— begin GIVEN DATA —

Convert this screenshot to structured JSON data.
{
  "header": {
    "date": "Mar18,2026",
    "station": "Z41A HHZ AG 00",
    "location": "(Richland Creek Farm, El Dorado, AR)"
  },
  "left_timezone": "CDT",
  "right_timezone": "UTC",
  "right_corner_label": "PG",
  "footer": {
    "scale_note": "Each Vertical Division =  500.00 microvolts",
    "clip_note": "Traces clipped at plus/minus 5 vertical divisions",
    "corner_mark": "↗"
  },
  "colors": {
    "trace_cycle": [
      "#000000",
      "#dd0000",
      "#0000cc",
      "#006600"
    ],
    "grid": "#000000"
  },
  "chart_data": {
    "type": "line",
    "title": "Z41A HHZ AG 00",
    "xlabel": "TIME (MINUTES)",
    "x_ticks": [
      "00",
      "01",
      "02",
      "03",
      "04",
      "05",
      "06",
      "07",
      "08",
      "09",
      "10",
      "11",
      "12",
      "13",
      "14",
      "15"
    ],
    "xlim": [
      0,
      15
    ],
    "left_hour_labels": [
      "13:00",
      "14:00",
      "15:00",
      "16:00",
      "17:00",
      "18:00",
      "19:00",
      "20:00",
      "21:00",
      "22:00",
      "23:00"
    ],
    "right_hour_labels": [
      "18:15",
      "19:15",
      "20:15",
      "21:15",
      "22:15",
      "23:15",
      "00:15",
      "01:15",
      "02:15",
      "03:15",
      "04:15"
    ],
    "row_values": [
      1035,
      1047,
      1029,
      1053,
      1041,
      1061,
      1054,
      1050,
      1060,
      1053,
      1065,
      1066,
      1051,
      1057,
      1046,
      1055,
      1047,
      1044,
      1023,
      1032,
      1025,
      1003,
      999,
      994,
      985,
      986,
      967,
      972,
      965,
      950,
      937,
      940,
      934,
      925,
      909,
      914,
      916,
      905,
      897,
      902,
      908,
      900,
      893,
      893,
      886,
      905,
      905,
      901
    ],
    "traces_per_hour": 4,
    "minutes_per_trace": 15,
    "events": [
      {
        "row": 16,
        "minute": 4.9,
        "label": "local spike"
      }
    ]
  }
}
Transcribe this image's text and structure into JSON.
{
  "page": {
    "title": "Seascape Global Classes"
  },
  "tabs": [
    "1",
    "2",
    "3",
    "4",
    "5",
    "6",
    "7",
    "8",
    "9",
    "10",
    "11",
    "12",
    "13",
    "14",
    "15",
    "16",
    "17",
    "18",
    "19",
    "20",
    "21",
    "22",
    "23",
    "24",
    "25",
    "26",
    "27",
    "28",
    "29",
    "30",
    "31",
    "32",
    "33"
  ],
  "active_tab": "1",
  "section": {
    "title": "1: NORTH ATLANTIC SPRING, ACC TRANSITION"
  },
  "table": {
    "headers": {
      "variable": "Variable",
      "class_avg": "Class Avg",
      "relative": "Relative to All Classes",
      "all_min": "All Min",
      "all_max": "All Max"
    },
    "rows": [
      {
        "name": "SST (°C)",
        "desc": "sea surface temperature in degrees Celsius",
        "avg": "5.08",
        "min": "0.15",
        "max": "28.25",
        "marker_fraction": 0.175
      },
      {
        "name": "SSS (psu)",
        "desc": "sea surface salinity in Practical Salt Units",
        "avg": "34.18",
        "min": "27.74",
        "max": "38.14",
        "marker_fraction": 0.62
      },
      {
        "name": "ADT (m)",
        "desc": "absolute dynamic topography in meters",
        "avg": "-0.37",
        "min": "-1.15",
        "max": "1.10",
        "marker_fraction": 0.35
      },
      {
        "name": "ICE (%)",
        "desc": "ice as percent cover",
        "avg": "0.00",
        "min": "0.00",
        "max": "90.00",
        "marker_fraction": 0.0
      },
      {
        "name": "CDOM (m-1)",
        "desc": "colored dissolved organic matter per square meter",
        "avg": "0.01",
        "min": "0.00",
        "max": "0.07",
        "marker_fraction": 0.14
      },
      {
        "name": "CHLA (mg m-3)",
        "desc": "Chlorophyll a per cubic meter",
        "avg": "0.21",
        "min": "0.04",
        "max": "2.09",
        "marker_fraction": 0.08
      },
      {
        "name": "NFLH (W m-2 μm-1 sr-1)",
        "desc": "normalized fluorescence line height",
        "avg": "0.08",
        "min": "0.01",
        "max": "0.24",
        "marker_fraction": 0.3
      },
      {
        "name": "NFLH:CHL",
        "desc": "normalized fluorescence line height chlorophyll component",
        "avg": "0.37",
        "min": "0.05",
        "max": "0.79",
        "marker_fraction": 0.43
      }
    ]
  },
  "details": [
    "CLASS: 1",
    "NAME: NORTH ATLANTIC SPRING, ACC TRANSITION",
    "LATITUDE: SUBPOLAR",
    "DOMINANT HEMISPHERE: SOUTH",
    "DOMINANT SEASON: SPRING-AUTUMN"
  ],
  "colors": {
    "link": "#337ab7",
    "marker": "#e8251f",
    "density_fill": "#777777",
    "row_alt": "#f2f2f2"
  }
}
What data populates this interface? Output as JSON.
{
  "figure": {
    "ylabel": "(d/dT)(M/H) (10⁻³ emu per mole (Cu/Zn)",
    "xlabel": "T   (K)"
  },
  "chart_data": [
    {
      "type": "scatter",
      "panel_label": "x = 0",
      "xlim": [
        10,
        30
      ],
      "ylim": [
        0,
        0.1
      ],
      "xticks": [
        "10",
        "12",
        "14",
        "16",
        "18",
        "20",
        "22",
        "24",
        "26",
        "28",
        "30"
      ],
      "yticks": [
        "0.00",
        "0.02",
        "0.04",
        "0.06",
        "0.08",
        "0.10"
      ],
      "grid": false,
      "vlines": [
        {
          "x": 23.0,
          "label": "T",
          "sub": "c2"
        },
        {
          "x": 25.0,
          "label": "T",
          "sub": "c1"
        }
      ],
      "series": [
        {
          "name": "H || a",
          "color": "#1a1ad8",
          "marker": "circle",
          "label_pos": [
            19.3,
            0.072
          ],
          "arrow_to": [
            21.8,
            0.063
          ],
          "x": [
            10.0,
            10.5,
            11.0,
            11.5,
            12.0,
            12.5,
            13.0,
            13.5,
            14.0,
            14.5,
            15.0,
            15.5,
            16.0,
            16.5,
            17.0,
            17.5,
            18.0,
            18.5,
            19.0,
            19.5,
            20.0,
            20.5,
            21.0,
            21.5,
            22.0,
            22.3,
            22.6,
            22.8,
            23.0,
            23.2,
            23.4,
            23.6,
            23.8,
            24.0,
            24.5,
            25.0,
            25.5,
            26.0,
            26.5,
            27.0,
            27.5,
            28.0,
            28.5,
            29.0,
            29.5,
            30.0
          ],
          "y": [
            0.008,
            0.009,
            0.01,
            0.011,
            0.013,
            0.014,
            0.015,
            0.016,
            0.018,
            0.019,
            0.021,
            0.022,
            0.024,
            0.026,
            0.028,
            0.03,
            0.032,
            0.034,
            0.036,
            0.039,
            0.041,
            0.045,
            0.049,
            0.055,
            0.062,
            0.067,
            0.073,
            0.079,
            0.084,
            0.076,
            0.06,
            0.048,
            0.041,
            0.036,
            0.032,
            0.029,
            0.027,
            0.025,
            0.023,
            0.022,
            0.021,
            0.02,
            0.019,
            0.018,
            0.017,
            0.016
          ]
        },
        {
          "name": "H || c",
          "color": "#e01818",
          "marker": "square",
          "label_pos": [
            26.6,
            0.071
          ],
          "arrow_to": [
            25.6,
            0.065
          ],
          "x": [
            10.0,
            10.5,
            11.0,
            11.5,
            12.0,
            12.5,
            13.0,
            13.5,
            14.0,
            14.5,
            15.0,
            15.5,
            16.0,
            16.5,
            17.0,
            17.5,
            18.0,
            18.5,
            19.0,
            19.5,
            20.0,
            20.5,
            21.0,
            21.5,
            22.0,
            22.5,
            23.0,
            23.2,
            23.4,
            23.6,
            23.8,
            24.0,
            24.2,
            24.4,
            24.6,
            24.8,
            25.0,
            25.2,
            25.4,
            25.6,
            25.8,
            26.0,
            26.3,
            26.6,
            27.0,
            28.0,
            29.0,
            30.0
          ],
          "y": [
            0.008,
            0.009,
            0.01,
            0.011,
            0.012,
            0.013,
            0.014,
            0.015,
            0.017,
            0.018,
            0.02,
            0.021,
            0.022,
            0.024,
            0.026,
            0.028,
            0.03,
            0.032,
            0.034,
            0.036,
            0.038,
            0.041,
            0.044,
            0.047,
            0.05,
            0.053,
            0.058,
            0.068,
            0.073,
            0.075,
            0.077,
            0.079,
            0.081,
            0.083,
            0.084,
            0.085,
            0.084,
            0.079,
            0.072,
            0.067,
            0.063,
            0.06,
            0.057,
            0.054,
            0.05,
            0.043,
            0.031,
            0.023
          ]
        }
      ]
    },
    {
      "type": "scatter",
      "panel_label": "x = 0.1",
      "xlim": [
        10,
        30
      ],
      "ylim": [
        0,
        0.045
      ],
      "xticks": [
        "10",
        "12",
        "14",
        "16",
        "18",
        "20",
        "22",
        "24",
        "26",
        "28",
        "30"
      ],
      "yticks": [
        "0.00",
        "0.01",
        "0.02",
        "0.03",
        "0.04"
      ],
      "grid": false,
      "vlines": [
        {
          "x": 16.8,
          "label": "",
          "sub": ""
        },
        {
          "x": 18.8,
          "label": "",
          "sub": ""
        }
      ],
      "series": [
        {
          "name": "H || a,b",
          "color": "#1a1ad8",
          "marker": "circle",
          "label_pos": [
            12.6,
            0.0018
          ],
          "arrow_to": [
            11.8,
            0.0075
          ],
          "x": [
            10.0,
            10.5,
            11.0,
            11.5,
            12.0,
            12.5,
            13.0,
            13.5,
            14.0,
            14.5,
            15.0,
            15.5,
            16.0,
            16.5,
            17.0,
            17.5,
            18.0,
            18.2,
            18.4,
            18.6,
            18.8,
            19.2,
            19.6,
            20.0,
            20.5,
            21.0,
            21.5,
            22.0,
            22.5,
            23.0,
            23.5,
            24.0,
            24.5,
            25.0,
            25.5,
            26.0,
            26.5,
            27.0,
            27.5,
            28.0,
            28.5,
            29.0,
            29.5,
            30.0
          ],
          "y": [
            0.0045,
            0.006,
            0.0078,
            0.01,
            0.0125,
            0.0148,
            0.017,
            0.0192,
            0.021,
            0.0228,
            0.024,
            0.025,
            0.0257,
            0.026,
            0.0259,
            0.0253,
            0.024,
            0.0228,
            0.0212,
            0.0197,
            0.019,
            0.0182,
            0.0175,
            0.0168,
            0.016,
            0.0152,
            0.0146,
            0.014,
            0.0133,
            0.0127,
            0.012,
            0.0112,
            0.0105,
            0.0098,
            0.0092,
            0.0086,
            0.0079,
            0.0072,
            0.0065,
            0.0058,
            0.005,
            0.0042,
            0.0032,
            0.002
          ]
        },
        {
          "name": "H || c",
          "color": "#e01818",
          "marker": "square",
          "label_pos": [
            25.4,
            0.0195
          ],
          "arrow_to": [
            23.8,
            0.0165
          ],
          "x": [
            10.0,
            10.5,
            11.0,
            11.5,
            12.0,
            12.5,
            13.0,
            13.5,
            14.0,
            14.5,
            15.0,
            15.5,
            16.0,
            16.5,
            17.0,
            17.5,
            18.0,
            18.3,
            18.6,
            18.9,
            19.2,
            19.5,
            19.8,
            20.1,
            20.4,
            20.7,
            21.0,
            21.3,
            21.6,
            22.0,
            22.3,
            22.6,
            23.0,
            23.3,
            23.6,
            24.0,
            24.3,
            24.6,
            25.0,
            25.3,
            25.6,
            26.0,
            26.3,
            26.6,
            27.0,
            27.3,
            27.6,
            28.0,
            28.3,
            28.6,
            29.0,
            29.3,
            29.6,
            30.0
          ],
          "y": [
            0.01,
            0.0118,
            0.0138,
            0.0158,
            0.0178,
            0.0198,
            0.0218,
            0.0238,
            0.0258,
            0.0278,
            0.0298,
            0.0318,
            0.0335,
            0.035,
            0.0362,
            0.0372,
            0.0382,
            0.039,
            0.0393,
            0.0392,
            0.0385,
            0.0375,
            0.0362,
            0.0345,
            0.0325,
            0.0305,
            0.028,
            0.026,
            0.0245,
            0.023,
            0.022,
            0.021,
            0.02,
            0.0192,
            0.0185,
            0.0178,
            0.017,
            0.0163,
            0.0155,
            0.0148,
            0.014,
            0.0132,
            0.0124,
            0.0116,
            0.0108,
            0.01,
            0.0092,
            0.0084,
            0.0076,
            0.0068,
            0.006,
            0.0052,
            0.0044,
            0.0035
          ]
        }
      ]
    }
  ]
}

— end GIVEN DATA —

> _GOAL_: In the records shown above, how many lines include the word "NORTH"? Answer with the number only.

> _FULL SOLUTION_: 2